## Source records
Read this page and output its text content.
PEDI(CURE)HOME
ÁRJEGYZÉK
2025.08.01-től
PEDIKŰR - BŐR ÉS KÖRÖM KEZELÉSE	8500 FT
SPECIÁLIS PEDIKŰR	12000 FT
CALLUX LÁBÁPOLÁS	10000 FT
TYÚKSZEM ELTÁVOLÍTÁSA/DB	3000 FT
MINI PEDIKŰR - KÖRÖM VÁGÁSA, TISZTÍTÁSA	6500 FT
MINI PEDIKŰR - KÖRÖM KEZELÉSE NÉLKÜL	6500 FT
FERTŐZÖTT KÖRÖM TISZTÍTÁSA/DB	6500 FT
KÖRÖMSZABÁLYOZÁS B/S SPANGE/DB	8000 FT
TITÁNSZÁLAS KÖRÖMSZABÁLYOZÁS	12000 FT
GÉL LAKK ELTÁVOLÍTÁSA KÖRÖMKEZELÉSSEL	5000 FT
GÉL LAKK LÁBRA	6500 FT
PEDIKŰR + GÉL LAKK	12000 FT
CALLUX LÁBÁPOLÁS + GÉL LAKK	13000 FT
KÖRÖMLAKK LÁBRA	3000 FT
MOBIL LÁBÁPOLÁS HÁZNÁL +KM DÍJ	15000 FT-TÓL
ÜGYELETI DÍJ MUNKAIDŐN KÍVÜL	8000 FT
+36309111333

## What you should do
The records above need to be transcribed in full. Keep every character unchanged.

## Solution for this task
Read this page and output its text content.
PEDI(CURE)HOME
ÁRJEGYZÉK
2025.08.01-től
PEDIKŰR - BŐR ÉS KÖRÖM KEZELÉSE	8500 FT
SPECIÁLIS PEDIKŰR	12000 FT
CALLUX LÁBÁPOLÁS	10000 FT
TYÚKSZEM ELTÁVOLÍTÁSA/DB	3000 FT
MINI PEDIKŰR - KÖRÖM VÁGÁSA, TISZTÍTÁSA	6500 FT
MINI PEDIKŰR - KÖRÖM KEZELÉSE NÉLKÜL	6500 FT
FERTŐZÖTT KÖRÖM TISZTÍTÁSA/DB	6500 FT
KÖRÖMSZABÁLYOZÁS B/S SPANGE/DB	8000 FT
TITÁNSZÁLAS KÖRÖMSZABÁLYOZÁS	12000 FT
GÉL LAKK ELTÁVOLÍTÁSA KÖRÖMKEZELÉSSEL	5000 FT
GÉL LAKK LÁBRA	6500 FT
PEDIKŰR + GÉL LAKK	12000 FT
CALLUX LÁBÁPOLÁS + GÉL LAKK	13000 FT
KÖRÖMLAKK LÁBRA	3000 FT
MOBIL LÁBÁPOLÁS HÁZNÁL +KM DÍJ	15000 FT-TÓL
ÜGYELETI DÍJ MUNKAIDŐN KÍVÜL	8000 FT
+36309111333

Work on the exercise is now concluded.